Figure collection entries:
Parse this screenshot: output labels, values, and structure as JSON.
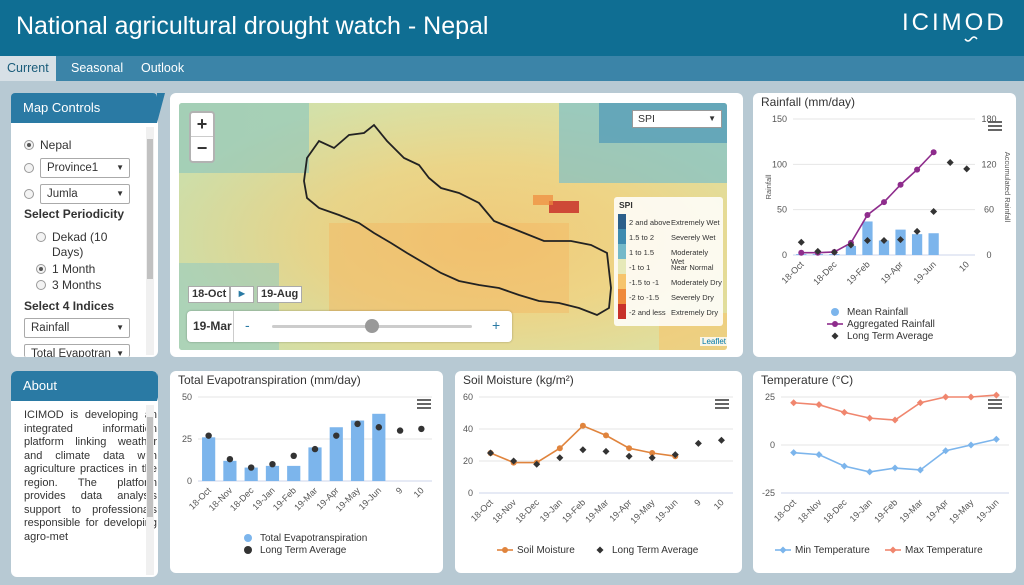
{
  "header": {
    "title": "National agricultural drought watch - Nepal",
    "logo": "ICIMOD"
  },
  "tabs": [
    {
      "label": "Current",
      "active": true
    },
    {
      "label": "Seasonal",
      "active": false
    },
    {
      "label": "Outlook",
      "active": false
    }
  ],
  "map_controls": {
    "title": "Map Controls",
    "region_options": [
      {
        "label": "Nepal",
        "selected": true,
        "type": "text"
      },
      {
        "label": "Province1",
        "selected": false,
        "type": "select"
      },
      {
        "label": "Jumla",
        "selected": false,
        "type": "select"
      }
    ],
    "periodicity_label": "Select Periodicity",
    "periodicity_options": [
      {
        "label": "Dekad (10",
        "label2": "Days)",
        "selected": false
      },
      {
        "label": "1 Month",
        "selected": true
      },
      {
        "label": "3 Months",
        "selected": false
      }
    ],
    "indices_label": "Select 4 Indices",
    "index_selects": [
      "Rainfall",
      "Total Evapotran"
    ]
  },
  "about": {
    "title": "About",
    "text": "ICIMOD is developing an integrated information platform linking weather and climate data with agriculture practices in the region. The platform provides data analysis support to professionals responsible for developing agro-met"
  },
  "map": {
    "layer_select": "SPI",
    "legend_title": "SPI",
    "legend": [
      {
        "range": "2 and above",
        "label": "Extremely Wet",
        "color": "#2c5f8a"
      },
      {
        "range": "1.5 to 2",
        "label": "Severely Wet",
        "color": "#3f8bb0"
      },
      {
        "range": "1 to 1.5",
        "label": "Moderately Wet",
        "color": "#74b9c9"
      },
      {
        "range": "-1 to 1",
        "label": "Near Normal",
        "color": "#e6e9b8"
      },
      {
        "range": "-1.5 to -1",
        "label": "Moderately Dry",
        "color": "#f6c46c"
      },
      {
        "range": "-2 to -1.5",
        "label": "Severely Dry",
        "color": "#ef8a3c"
      },
      {
        "range": "-2 and less",
        "label": "Extremely Dry",
        "color": "#c8312a"
      }
    ],
    "time_start": "18-Oct",
    "play_label": "►",
    "time_end": "19-Aug",
    "current_date": "19-Mar",
    "slider_minus": "-",
    "slider_plus": "+",
    "attribution": "Leaflet",
    "zoom_in": "+",
    "zoom_out": "−"
  },
  "charts": {
    "rainfall": {
      "title": "Rainfall (mm/day)",
      "ylabel": "Rainfall",
      "y2label": "Accumulated Rainfall",
      "legend": [
        "Mean Rainfall",
        "Aggregated Rainfall",
        "Long Term Average"
      ],
      "colors": {
        "mean": "#7cb5ec",
        "aggregated": "#8e2c8c",
        "lta": "#333333"
      }
    },
    "et": {
      "title": "Total Evapotranspiration (mm/day)",
      "legend": [
        "Total Evapotranspiration",
        "Long Term Average"
      ],
      "colors": {
        "bar": "#7cb5ec",
        "lta": "#333333"
      }
    },
    "soil": {
      "title": "Soil Moisture (kg/m²)",
      "legend": [
        "Soil Moisture",
        "Long Term Average"
      ],
      "colors": {
        "line": "#e0843d",
        "lta": "#333333"
      }
    },
    "temp": {
      "title": "Temperature (°C)",
      "legend": [
        "Min Temperature",
        "Max Temperature"
      ],
      "colors": {
        "min": "#7cb5ec",
        "max": "#f0866e"
      }
    }
  },
  "chart_data": [
    {
      "id": "rainfall",
      "type": "bar+line",
      "title": "Rainfall (mm/day)",
      "ylabel": "Rainfall",
      "y2label": "Accumulated Rainfall",
      "x": [
        "18-Oct",
        "18-Nov",
        "18-Dec",
        "19-Jan",
        "19-Feb",
        "19-Mar",
        "19-Apr",
        "19-May",
        "19-Jun",
        "9",
        "10"
      ],
      "tick_labels": [
        "18-Oct",
        "18-Dec",
        "19-Feb",
        "19-Apr",
        "19-Jun",
        "10"
      ],
      "ylim": [
        0,
        150
      ],
      "yticks": [
        0,
        50,
        100,
        150
      ],
      "y2lim": [
        0,
        180
      ],
      "y2ticks": [
        0,
        60,
        120,
        180
      ],
      "series": [
        {
          "name": "Mean Rainfall",
          "kind": "bar",
          "axis": "left",
          "values": [
            1,
            1,
            1,
            10,
            37,
            16,
            28,
            23,
            24,
            null,
            null
          ]
        },
        {
          "name": "Aggregated Rainfall",
          "kind": "line",
          "axis": "right",
          "values": [
            3,
            3,
            4,
            16,
            53,
            70,
            93,
            113,
            136,
            null,
            null
          ]
        },
        {
          "name": "Long Term Average",
          "kind": "point",
          "axis": "left",
          "values": [
            14,
            4,
            3,
            11,
            16,
            16,
            17,
            26,
            48,
            102,
            95
          ]
        }
      ]
    },
    {
      "id": "et",
      "type": "bar",
      "title": "Total Evapotranspiration (mm/day)",
      "x": [
        "18-Oct",
        "18-Nov",
        "18-Dec",
        "19-Jan",
        "19-Feb",
        "19-Mar",
        "19-Apr",
        "19-May",
        "19-Jun",
        "9",
        "10"
      ],
      "ylim": [
        0,
        50
      ],
      "yticks": [
        0,
        25,
        50
      ],
      "series": [
        {
          "name": "Total Evapotranspiration",
          "kind": "bar",
          "values": [
            26,
            12,
            8,
            9,
            9,
            20,
            32,
            36,
            40,
            null,
            null
          ]
        },
        {
          "name": "Long Term Average",
          "kind": "point",
          "values": [
            27,
            13,
            8,
            10,
            15,
            19,
            27,
            34,
            32,
            30,
            31
          ]
        }
      ]
    },
    {
      "id": "soil",
      "type": "line",
      "title": "Soil Moisture (kg/m²)",
      "x": [
        "18-Oct",
        "18-Nov",
        "18-Dec",
        "19-Jan",
        "19-Feb",
        "19-Mar",
        "19-Apr",
        "19-May",
        "19-Jun",
        "9",
        "10"
      ],
      "ylim": [
        0,
        60
      ],
      "yticks": [
        0,
        20,
        40,
        60
      ],
      "series": [
        {
          "name": "Soil Moisture",
          "kind": "line",
          "values": [
            25,
            19,
            19,
            28,
            42,
            36,
            28,
            25,
            23,
            null,
            null
          ]
        },
        {
          "name": "Long Term Average",
          "kind": "point",
          "values": [
            25,
            20,
            18,
            22,
            27,
            26,
            23,
            22,
            24,
            31,
            33
          ]
        }
      ]
    },
    {
      "id": "temp",
      "type": "line",
      "title": "Temperature (°C)",
      "x": [
        "18-Oct",
        "18-Nov",
        "18-Dec",
        "19-Jan",
        "19-Feb",
        "19-Mar",
        "19-Apr",
        "19-May",
        "19-Jun"
      ],
      "ylim": [
        -25,
        25
      ],
      "yticks": [
        -25,
        0,
        25
      ],
      "series": [
        {
          "name": "Min Temperature",
          "kind": "line",
          "values": [
            -4,
            -5,
            -11,
            -14,
            -12,
            -13,
            -3,
            0,
            3
          ]
        },
        {
          "name": "Max Temperature",
          "kind": "line",
          "values": [
            22,
            21,
            17,
            14,
            13,
            22,
            25,
            25,
            26
          ]
        }
      ]
    }
  ]
}
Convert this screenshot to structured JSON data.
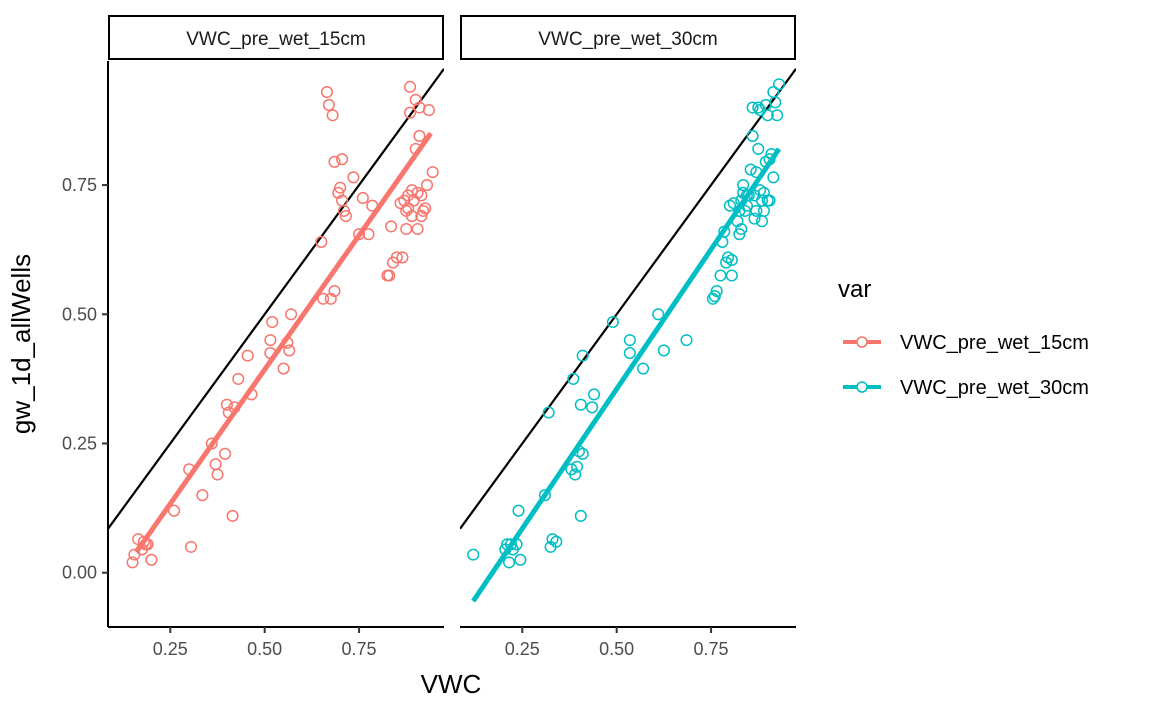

WHAT IS EXPECTED | Except for the pictures, print the data above exactly.

RIGHT ANSWER |
Parse this screenshot: output labels, values, and structure as JSON.
{
  "header": {
    "title": "National agricultural drought watch - Nepal",
    "logo": "ICIMOD"
  },
  "tabs": [
    {
      "label": "Current",
      "active": true
    },
    {
      "label": "Seasonal",
      "active": false
    },
    {
      "label": "Outlook",
      "active": false
    }
  ],
  "map_controls": {
    "title": "Map Controls",
    "region_options": [
      {
        "label": "Nepal",
        "selected": true,
        "type": "text"
      },
      {
        "label": "Province1",
        "selected": false,
        "type": "select"
      },
      {
        "label": "Jumla",
        "selected": false,
        "type": "select"
      }
    ],
    "periodicity_label": "Select Periodicity",
    "periodicity_options": [
      {
        "label": "Dekad (10",
        "label2": "Days)",
        "selected": false
      },
      {
        "label": "1 Month",
        "selected": true
      },
      {
        "label": "3 Months",
        "selected": false
      }
    ],
    "indices_label": "Select 4 Indices",
    "index_selects": [
      "Rainfall",
      "Total Evapotran"
    ]
  },
  "about": {
    "title": "About",
    "text": "ICIMOD is developing an integrated information platform linking weather and climate data with agriculture practices in the region. The platform provides data analysis support to professionals responsible for developing agro-met"
  },
  "map": {
    "layer_select": "SPI",
    "legend_title": "SPI",
    "legend": [
      {
        "range": "2 and above",
        "label": "Extremely Wet",
        "color": "#2c5f8a"
      },
      {
        "range": "1.5 to 2",
        "label": "Severely Wet",
        "color": "#3f8bb0"
      },
      {
        "range": "1 to 1.5",
        "label": "Moderately Wet",
        "color": "#74b9c9"
      },
      {
        "range": "-1 to 1",
        "label": "Near Normal",
        "color": "#e6e9b8"
      },
      {
        "range": "-1.5 to -1",
        "label": "Moderately Dry",
        "color": "#f6c46c"
      },
      {
        "range": "-2 to -1.5",
        "label": "Severely Dry",
        "color": "#ef8a3c"
      },
      {
        "range": "-2 and less",
        "label": "Extremely Dry",
        "color": "#c8312a"
      }
    ],
    "time_start": "18-Oct",
    "play_label": "►",
    "time_end": "19-Aug",
    "current_date": "19-Mar",
    "slider_minus": "-",
    "slider_plus": "+",
    "attribution": "Leaflet",
    "zoom_in": "+",
    "zoom_out": "−"
  },
  "charts": {
    "rainfall": {
      "title": "Rainfall (mm/day)",
      "ylabel": "Rainfall",
      "y2label": "Accumulated Rainfall",
      "legend": [
        "Mean Rainfall",
        "Aggregated Rainfall",
        "Long Term Average"
      ],
      "colors": {
        "mean": "#7cb5ec",
        "aggregated": "#8e2c8c",
        "lta": "#333333"
      }
    },
    "et": {
      "title": "Total Evapotranspiration (mm/day)",
      "legend": [
        "Total Evapotranspiration",
        "Long Term Average"
      ],
      "colors": {
        "bar": "#7cb5ec",
        "lta": "#333333"
      }
    },
    "soil": {
      "title": "Soil Moisture (kg/m²)",
      "legend": [
        "Soil Moisture",
        "Long Term Average"
      ],
      "colors": {
        "line": "#e0843d",
        "lta": "#333333"
      }
    },
    "temp": {
      "title": "Temperature (°C)",
      "legend": [
        "Min Temperature",
        "Max Temperature"
      ],
      "colors": {
        "min": "#7cb5ec",
        "max": "#f0866e"
      }
    }
  },
  "chart_data": [
    {
      "id": "rainfall",
      "type": "bar+line",
      "title": "Rainfall (mm/day)",
      "ylabel": "Rainfall",
      "y2label": "Accumulated Rainfall",
      "x": [
        "18-Oct",
        "18-Nov",
        "18-Dec",
        "19-Jan",
        "19-Feb",
        "19-Mar",
        "19-Apr",
        "19-May",
        "19-Jun",
        "9",
        "10"
      ],
      "tick_labels": [
        "18-Oct",
        "18-Dec",
        "19-Feb",
        "19-Apr",
        "19-Jun",
        "10"
      ],
      "ylim": [
        0,
        150
      ],
      "yticks": [
        0,
        50,
        100,
        150
      ],
      "y2lim": [
        0,
        180
      ],
      "y2ticks": [
        0,
        60,
        120,
        180
      ],
      "series": [
        {
          "name": "Mean Rainfall",
          "kind": "bar",
          "axis": "left",
          "values": [
            1,
            1,
            1,
            10,
            37,
            16,
            28,
            23,
            24,
            null,
            null
          ]
        },
        {
          "name": "Aggregated Rainfall",
          "kind": "line",
          "axis": "right",
          "values": [
            3,
            3,
            4,
            16,
            53,
            70,
            93,
            113,
            136,
            null,
            null
          ]
        },
        {
          "name": "Long Term Average",
          "kind": "point",
          "axis": "left",
          "values": [
            14,
            4,
            3,
            11,
            16,
            16,
            17,
            26,
            48,
            102,
            95
          ]
        }
      ]
    },
    {
      "id": "et",
      "type": "bar",
      "title": "Total Evapotranspiration (mm/day)",
      "x": [
        "18-Oct",
        "18-Nov",
        "18-Dec",
        "19-Jan",
        "19-Feb",
        "19-Mar",
        "19-Apr",
        "19-May",
        "19-Jun",
        "9",
        "10"
      ],
      "ylim": [
        0,
        50
      ],
      "yticks": [
        0,
        25,
        50
      ],
      "series": [
        {
          "name": "Total Evapotranspiration",
          "kind": "bar",
          "values": [
            26,
            12,
            8,
            9,
            9,
            20,
            32,
            36,
            40,
            null,
            null
          ]
        },
        {
          "name": "Long Term Average",
          "kind": "point",
          "values": [
            27,
            13,
            8,
            10,
            15,
            19,
            27,
            34,
            32,
            30,
            31
          ]
        }
      ]
    },
    {
      "id": "soil",
      "type": "line",
      "title": "Soil Moisture (kg/m²)",
      "x": [
        "18-Oct",
        "18-Nov",
        "18-Dec",
        "19-Jan",
        "19-Feb",
        "19-Mar",
        "19-Apr",
        "19-May",
        "19-Jun",
        "9",
        "10"
      ],
      "ylim": [
        0,
        60
      ],
      "yticks": [
        0,
        20,
        40,
        60
      ],
      "series": [
        {
          "name": "Soil Moisture",
          "kind": "line",
          "values": [
            25,
            19,
            19,
            28,
            42,
            36,
            28,
            25,
            23,
            null,
            null
          ]
        },
        {
          "name": "Long Term Average",
          "kind": "point",
          "values": [
            25,
            20,
            18,
            22,
            27,
            26,
            23,
            22,
            24,
            31,
            33
          ]
        }
      ]
    },
    {
      "id": "temp",
      "type": "line",
      "title": "Temperature (°C)",
      "x": [
        "18-Oct",
        "18-Nov",
        "18-Dec",
        "19-Jan",
        "19-Feb",
        "19-Mar",
        "19-Apr",
        "19-May",
        "19-Jun"
      ],
      "ylim": [
        -25,
        25
      ],
      "yticks": [
        -25,
        0,
        25
      ],
      "series": [
        {
          "name": "Min Temperature",
          "kind": "line",
          "values": [
            -4,
            -5,
            -11,
            -14,
            -12,
            -13,
            -3,
            0,
            3
          ]
        },
        {
          "name": "Max Temperature",
          "kind": "line",
          "values": [
            22,
            21,
            17,
            14,
            13,
            22,
            25,
            25,
            26
          ]
        }
      ]
    }
  ]
}
Convert this screenshot to structured JSON data.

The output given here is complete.